● Set task
Return the whole listing exactly as it stands.
— begin Entries provided —
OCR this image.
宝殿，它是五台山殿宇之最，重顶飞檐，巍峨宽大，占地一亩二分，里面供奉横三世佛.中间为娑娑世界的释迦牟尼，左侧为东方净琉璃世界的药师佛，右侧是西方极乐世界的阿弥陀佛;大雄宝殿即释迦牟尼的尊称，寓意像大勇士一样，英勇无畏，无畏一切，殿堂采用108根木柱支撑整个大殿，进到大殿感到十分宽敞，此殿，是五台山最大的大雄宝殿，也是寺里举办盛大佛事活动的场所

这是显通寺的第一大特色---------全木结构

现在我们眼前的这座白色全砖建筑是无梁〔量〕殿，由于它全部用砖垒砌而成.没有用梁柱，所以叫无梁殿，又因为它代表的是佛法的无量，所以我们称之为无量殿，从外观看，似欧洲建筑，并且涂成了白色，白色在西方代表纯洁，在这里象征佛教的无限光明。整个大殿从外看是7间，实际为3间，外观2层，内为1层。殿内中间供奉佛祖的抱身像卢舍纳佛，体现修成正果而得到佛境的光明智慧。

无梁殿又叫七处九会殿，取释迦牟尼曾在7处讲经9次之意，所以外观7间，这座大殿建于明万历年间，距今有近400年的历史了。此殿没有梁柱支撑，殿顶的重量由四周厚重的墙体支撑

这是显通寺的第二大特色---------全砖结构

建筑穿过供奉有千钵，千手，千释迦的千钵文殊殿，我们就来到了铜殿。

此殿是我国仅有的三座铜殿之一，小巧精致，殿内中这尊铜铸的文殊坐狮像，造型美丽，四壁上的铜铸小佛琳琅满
— end Entries provided —
● Task answer
OCR this image.
宝殿，它是五台山殿宇之最，重顶飞檐，巍峨宽大，占地一亩二分，里面供奉横三世佛.中间为娑娑世界的释迦牟尼，左侧为东方净琉璃世界的药师佛，右侧是西方极乐世界的阿弥陀佛;大雄宝殿即释迦牟尼的尊称，寓意像大勇士一样，英勇无畏，无畏一切，殿堂采用108根木柱支撑整个大殿，进到大殿感到十分宽敞，此殿，是五台山最大的大雄宝殿，也是寺里举办盛大佛事活动的场所

这是显通寺的第一大特色---------全木结构

现在我们眼前的这座白色全砖建筑是无梁〔量〕殿，由于它全部用砖垒砌而成.没有用梁柱，所以叫无梁殿，又因为它代表的是佛法的无量，所以我们称之为无量殿，从外观看，似欧洲建筑，并且涂成了白色，白色在西方代表纯洁，在这里象征佛教的无限光明。整个大殿从外看是7间，实际为3间，外观2层，内为1层。殿内中间供奉佛祖的抱身像卢舍纳佛，体现修成正果而得到佛境的光明智慧。

无梁殿又叫七处九会殿，取释迦牟尼曾在7处讲经9次之意，所以外观7间，这座大殿建于明万历年间，距今有近400年的历史了。此殿没有梁柱支撑，殿顶的重量由四周厚重的墙体支撑

这是显通寺的第二大特色---------全砖结构

建筑穿过供奉有千钵，千手，千释迦的千钵文殊殿，我们就来到了铜殿。

此殿是我国仅有的三座铜殿之一，小巧精致，殿内中这尊铜铸的文殊坐狮像，造型美丽，四壁上的铜铸小佛琳琅满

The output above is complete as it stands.